### Task description
Write out the full set of records below exactly.

Data extracted from a collection:

------------------------------------------------

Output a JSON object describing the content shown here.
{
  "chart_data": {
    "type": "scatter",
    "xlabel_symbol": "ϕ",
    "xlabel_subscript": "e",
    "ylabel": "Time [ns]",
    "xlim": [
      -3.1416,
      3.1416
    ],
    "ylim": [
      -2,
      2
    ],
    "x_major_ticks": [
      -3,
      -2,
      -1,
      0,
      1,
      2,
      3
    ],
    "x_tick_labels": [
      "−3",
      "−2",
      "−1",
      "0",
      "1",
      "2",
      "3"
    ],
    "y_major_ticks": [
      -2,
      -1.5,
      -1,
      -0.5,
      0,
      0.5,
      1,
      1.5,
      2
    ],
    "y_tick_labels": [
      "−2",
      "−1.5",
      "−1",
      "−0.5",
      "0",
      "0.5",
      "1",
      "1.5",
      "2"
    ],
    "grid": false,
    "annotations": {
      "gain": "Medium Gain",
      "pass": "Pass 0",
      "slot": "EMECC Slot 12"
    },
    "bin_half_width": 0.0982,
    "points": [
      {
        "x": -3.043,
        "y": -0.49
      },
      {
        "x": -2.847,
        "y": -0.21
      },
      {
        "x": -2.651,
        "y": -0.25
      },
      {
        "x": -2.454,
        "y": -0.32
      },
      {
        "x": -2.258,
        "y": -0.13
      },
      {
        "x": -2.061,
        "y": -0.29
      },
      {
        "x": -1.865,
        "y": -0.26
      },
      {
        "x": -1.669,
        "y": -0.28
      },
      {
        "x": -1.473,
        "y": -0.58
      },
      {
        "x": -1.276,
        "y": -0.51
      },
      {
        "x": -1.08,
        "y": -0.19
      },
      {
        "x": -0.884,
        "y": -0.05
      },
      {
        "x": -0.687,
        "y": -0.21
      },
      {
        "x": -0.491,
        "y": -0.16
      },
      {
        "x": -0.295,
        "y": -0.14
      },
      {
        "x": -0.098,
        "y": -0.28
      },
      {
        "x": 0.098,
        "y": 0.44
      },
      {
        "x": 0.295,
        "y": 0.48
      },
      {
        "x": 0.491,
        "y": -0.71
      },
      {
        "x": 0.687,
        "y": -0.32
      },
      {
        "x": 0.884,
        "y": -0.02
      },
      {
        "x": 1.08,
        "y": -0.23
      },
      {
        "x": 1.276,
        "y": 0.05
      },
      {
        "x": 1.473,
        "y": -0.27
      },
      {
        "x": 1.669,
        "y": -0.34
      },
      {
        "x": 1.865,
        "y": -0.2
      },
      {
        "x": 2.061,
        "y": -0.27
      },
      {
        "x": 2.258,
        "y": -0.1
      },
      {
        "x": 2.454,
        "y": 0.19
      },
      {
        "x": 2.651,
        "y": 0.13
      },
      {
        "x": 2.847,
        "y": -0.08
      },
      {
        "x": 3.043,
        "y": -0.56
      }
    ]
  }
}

------------------------------------------------

### Answer to this exercise
Output a JSON object describing the content shown here.
{
  "chart_data": {
    "type": "scatter",
    "xlabel_symbol": "ϕ",
    "xlabel_subscript": "e",
    "ylabel": "Time [ns]",
    "xlim": [
      -3.1416,
      3.1416
    ],
    "ylim": [
      -2,
      2
    ],
    "x_major_ticks": [
      -3,
      -2,
      -1,
      0,
      1,
      2,
      3
    ],
    "x_tick_labels": [
      "−3",
      "−2",
      "−1",
      "0",
      "1",
      "2",
      "3"
    ],
    "y_major_ticks": [
      -2,
      -1.5,
      -1,
      -0.5,
      0,
      0.5,
      1,
      1.5,
      2
    ],
    "y_tick_labels": [
      "−2",
      "−1.5",
      "−1",
      "−0.5",
      "0",
      "0.5",
      "1",
      "1.5",
      "2"
    ],
    "grid": false,
    "annotations": {
      "gain": "Medium Gain",
      "pass": "Pass 0",
      "slot": "EMECC Slot 12"
    },
    "bin_half_width": 0.0982,
    "points": [
      {
        "x": -3.043,
        "y": -0.49
      },
      {
        "x": -2.847,
        "y": -0.21
      },
      {
        "x": -2.651,
        "y": -0.25
      },
      {
        "x": -2.454,
        "y": -0.32
      },
      {
        "x": -2.258,
        "y": -0.13
      },
      {
        "x": -2.061,
        "y": -0.29
      },
      {
        "x": -1.865,
        "y": -0.26
      },
      {
        "x": -1.669,
        "y": -0.28
      },
      {
        "x": -1.473,
        "y": -0.58
      },
      {
        "x": -1.276,
        "y": -0.51
      },
      {
        "x": -1.08,
        "y": -0.19
      },
      {
        "x": -0.884,
        "y": -0.05
      },
      {
        "x": -0.687,
        "y": -0.21
      },
      {
        "x": -0.491,
        "y": -0.16
      },
      {
        "x": -0.295,
        "y": -0.14
      },
      {
        "x": -0.098,
        "y": -0.28
      },
      {
        "x": 0.098,
        "y": 0.44
      },
      {
        "x": 0.295,
        "y": 0.48
      },
      {
        "x": 0.491,
        "y": -0.71
      },
      {
        "x": 0.687,
        "y": -0.32
      },
      {
        "x": 0.884,
        "y": -0.02
      },
      {
        "x": 1.08,
        "y": -0.23
      },
      {
        "x": 1.276,
        "y": 0.05
      },
      {
        "x": 1.473,
        "y": -0.27
      },
      {
        "x": 1.669,
        "y": -0.34
      },
      {
        "x": 1.865,
        "y": -0.2
      },
      {
        "x": 2.061,
        "y": -0.27
      },
      {
        "x": 2.258,
        "y": -0.1
      },
      {
        "x": 2.454,
        "y": 0.19
      },
      {
        "x": 2.651,
        "y": 0.13
      },
      {
        "x": 2.847,
        "y": -0.08
      },
      {
        "x": 3.043,
        "y": -0.56
      }
    ]
  }
}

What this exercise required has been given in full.